Would you transcribe all of the data exactly, down to the last character?

======== Data supplied ========

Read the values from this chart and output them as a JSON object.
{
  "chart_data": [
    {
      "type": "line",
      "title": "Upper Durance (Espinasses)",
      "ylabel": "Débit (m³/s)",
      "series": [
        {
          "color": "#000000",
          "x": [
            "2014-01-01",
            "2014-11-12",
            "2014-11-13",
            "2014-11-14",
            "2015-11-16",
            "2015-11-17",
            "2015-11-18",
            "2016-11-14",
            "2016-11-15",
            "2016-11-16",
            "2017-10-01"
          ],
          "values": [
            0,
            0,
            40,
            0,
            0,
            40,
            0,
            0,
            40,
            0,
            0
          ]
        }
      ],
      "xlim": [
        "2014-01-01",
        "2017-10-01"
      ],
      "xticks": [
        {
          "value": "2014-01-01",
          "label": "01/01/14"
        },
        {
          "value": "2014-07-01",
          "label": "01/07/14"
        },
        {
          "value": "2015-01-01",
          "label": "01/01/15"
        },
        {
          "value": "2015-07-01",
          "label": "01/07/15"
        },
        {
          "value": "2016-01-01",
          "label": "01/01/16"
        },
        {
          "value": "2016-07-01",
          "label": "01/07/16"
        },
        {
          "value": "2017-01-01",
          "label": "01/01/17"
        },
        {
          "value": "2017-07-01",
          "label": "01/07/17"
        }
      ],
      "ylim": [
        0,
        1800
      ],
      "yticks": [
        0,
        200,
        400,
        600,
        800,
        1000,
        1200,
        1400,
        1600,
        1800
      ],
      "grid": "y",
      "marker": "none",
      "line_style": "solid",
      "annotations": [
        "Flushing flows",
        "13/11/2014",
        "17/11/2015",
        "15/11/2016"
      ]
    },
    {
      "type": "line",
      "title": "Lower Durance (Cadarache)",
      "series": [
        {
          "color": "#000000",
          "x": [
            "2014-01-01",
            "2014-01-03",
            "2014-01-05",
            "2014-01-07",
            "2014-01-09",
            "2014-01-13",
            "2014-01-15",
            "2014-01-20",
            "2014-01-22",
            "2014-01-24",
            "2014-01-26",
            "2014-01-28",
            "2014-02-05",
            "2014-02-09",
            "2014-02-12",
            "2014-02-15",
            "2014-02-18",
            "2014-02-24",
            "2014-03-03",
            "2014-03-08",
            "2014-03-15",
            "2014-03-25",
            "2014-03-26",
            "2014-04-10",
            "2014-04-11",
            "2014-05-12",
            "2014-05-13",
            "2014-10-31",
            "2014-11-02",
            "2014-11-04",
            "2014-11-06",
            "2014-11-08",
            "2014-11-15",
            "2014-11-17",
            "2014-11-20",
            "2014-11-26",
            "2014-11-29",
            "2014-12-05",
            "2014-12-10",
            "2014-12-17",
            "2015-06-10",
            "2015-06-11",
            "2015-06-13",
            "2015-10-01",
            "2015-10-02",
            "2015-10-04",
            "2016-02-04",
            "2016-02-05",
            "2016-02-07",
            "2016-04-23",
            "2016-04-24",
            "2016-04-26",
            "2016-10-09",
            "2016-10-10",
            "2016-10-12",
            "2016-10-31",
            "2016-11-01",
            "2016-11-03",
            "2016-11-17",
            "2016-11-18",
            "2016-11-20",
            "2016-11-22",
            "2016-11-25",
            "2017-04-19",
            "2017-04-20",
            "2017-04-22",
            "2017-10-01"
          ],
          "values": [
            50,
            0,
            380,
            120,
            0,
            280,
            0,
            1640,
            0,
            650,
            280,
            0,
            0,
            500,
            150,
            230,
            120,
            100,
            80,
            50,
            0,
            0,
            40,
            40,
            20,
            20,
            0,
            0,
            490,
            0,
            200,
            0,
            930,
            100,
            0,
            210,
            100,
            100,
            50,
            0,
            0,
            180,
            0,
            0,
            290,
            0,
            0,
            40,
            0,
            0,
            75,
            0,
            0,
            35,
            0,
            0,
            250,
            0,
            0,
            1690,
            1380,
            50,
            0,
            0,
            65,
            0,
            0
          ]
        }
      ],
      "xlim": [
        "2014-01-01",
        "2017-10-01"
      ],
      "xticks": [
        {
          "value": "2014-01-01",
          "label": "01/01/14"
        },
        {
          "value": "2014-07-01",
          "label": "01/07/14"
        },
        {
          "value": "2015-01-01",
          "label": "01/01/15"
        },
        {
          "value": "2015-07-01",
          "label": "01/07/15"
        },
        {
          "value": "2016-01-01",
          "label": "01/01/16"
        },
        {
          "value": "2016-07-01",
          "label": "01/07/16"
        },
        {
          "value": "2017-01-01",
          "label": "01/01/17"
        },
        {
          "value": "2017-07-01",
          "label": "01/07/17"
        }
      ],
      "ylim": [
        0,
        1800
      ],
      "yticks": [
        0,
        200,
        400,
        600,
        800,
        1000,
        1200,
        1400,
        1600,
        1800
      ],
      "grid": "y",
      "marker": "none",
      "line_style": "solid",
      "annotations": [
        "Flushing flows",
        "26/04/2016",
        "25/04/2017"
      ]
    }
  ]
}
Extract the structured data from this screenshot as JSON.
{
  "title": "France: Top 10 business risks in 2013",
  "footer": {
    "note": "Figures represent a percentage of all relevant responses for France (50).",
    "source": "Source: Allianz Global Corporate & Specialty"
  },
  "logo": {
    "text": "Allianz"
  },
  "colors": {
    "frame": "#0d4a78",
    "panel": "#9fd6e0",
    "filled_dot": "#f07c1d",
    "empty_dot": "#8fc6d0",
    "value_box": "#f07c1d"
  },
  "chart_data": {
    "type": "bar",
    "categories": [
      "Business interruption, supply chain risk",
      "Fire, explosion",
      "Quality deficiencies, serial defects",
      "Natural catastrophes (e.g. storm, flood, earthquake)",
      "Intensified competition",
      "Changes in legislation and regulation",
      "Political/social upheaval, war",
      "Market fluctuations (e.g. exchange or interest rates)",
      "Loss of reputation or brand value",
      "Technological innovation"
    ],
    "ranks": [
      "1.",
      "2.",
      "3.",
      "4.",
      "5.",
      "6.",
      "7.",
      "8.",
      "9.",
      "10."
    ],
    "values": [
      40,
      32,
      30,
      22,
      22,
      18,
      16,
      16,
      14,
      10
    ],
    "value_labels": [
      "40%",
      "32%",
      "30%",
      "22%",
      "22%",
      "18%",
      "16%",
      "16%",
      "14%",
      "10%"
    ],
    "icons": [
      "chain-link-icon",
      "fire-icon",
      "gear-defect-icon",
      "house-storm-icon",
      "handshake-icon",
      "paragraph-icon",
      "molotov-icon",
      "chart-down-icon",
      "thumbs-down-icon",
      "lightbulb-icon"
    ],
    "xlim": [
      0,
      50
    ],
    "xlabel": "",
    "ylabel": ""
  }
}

========

Written solution |
Read the values from this chart and output them as a JSON object.
{
  "chart_data": [
    {
      "type": "line",
      "title": "Upper Durance (Espinasses)",
      "ylabel": "Débit (m³/s)",
      "series": [
        {
          "color": "#000000",
          "x": [
            "2014-01-01",
            "2014-11-12",
            "2014-11-13",
            "2014-11-14",
            "2015-11-16",
            "2015-11-17",
            "2015-11-18",
            "2016-11-14",
            "2016-11-15",
            "2016-11-16",
            "2017-10-01"
          ],
          "values": [
            0,
            0,
            40,
            0,
            0,
            40,
            0,
            0,
            40,
            0,
            0
          ]
        }
      ],
      "xlim": [
        "2014-01-01",
        "2017-10-01"
      ],
      "xticks": [
        {
          "value": "2014-01-01",
          "label": "01/01/14"
        },
        {
          "value": "2014-07-01",
          "label": "01/07/14"
        },
        {
          "value": "2015-01-01",
          "label": "01/01/15"
        },
        {
          "value": "2015-07-01",
          "label": "01/07/15"
        },
        {
          "value": "2016-01-01",
          "label": "01/01/16"
        },
        {
          "value": "2016-07-01",
          "label": "01/07/16"
        },
        {
          "value": "2017-01-01",
          "label": "01/01/17"
        },
        {
          "value": "2017-07-01",
          "label": "01/07/17"
        }
      ],
      "ylim": [
        0,
        1800
      ],
      "yticks": [
        0,
        200,
        400,
        600,
        800,
        1000,
        1200,
        1400,
        1600,
        1800
      ],
      "grid": "y",
      "marker": "none",
      "line_style": "solid",
      "annotations": [
        "Flushing flows",
        "13/11/2014",
        "17/11/2015",
        "15/11/2016"
      ]
    },
    {
      "type": "line",
      "title": "Lower Durance (Cadarache)",
      "series": [
        {
          "color": "#000000",
          "x": [
            "2014-01-01",
            "2014-01-03",
            "2014-01-05",
            "2014-01-07",
            "2014-01-09",
            "2014-01-13",
            "2014-01-15",
            "2014-01-20",
            "2014-01-22",
            "2014-01-24",
            "2014-01-26",
            "2014-01-28",
            "2014-02-05",
            "2014-02-09",
            "2014-02-12",
            "2014-02-15",
            "2014-02-18",
            "2014-02-24",
            "2014-03-03",
            "2014-03-08",
            "2014-03-15",
            "2014-03-25",
            "2014-03-26",
            "2014-04-10",
            "2014-04-11",
            "2014-05-12",
            "2014-05-13",
            "2014-10-31",
            "2014-11-02",
            "2014-11-04",
            "2014-11-06",
            "2014-11-08",
            "2014-11-15",
            "2014-11-17",
            "2014-11-20",
            "2014-11-26",
            "2014-11-29",
            "2014-12-05",
            "2014-12-10",
            "2014-12-17",
            "2015-06-10",
            "2015-06-11",
            "2015-06-13",
            "2015-10-01",
            "2015-10-02",
            "2015-10-04",
            "2016-02-04",
            "2016-02-05",
            "2016-02-07",
            "2016-04-23",
            "2016-04-24",
            "2016-04-26",
            "2016-10-09",
            "2016-10-10",
            "2016-10-12",
            "2016-10-31",
            "2016-11-01",
            "2016-11-03",
            "2016-11-17",
            "2016-11-18",
            "2016-11-20",
            "2016-11-22",
            "2016-11-25",
            "2017-04-19",
            "2017-04-20",
            "2017-04-22",
            "2017-10-01"
          ],
          "values": [
            50,
            0,
            380,
            120,
            0,
            280,
            0,
            1640,
            0,
            650,
            280,
            0,
            0,
            500,
            150,
            230,
            120,
            100,
            80,
            50,
            0,
            0,
            40,
            40,
            20,
            20,
            0,
            0,
            490,
            0,
            200,
            0,
            930,
            100,
            0,
            210,
            100,
            100,
            50,
            0,
            0,
            180,
            0,
            0,
            290,
            0,
            0,
            40,
            0,
            0,
            75,
            0,
            0,
            35,
            0,
            0,
            250,
            0,
            0,
            1690,
            1380,
            50,
            0,
            0,
            65,
            0,
            0
          ]
        }
      ],
      "xlim": [
        "2014-01-01",
        "2017-10-01"
      ],
      "xticks": [
        {
          "value": "2014-01-01",
          "label": "01/01/14"
        },
        {
          "value": "2014-07-01",
          "label": "01/07/14"
        },
        {
          "value": "2015-01-01",
          "label": "01/01/15"
        },
        {
          "value": "2015-07-01",
          "label": "01/07/15"
        },
        {
          "value": "2016-01-01",
          "label": "01/01/16"
        },
        {
          "value": "2016-07-01",
          "label": "01/07/16"
        },
        {
          "value": "2017-01-01",
          "label": "01/01/17"
        },
        {
          "value": "2017-07-01",
          "label": "01/07/17"
        }
      ],
      "ylim": [
        0,
        1800
      ],
      "yticks": [
        0,
        200,
        400,
        600,
        800,
        1000,
        1200,
        1400,
        1600,
        1800
      ],
      "grid": "y",
      "marker": "none",
      "line_style": "solid",
      "annotations": [
        "Flushing flows",
        "26/04/2016",
        "25/04/2017"
      ]
    }
  ]
}
Extract the structured data from this screenshot as JSON.
{
  "title": "France: Top 10 business risks in 2013",
  "footer": {
    "note": "Figures represent a percentage of all relevant responses for France (50).",
    "source": "Source: Allianz Global Corporate & Specialty"
  },
  "logo": {
    "text": "Allianz"
  },
  "colors": {
    "frame": "#0d4a78",
    "panel": "#9fd6e0",
    "filled_dot": "#f07c1d",
    "empty_dot": "#8fc6d0",
    "value_box": "#f07c1d"
  },
  "chart_data": {
    "type": "bar",
    "categories": [
      "Business interruption, supply chain risk",
      "Fire, explosion",
      "Quality deficiencies, serial defects",
      "Natural catastrophes (e.g. storm, flood, earthquake)",
      "Intensified competition",
      "Changes in legislation and regulation",
      "Political/social upheaval, war",
      "Market fluctuations (e.g. exchange or interest rates)",
      "Loss of reputation or brand value",
      "Technological innovation"
    ],
    "ranks": [
      "1.",
      "2.",
      "3.",
      "4.",
      "5.",
      "6.",
      "7.",
      "8.",
      "9.",
      "10."
    ],
    "values": [
      40,
      32,
      30,
      22,
      22,
      18,
      16,
      16,
      14,
      10
    ],
    "value_labels": [
      "40%",
      "32%",
      "30%",
      "22%",
      "22%",
      "18%",
      "16%",
      "16%",
      "14%",
      "10%"
    ],
    "icons": [
      "chain-link-icon",
      "fire-icon",
      "gear-defect-icon",
      "house-storm-icon",
      "handshake-icon",
      "paragraph-icon",
      "molotov-icon",
      "chart-down-icon",
      "thumbs-down-icon",
      "lightbulb-icon"
    ],
    "xlim": [
      0,
      50
    ],
    "xlabel": "",
    "ylabel": ""
  }
}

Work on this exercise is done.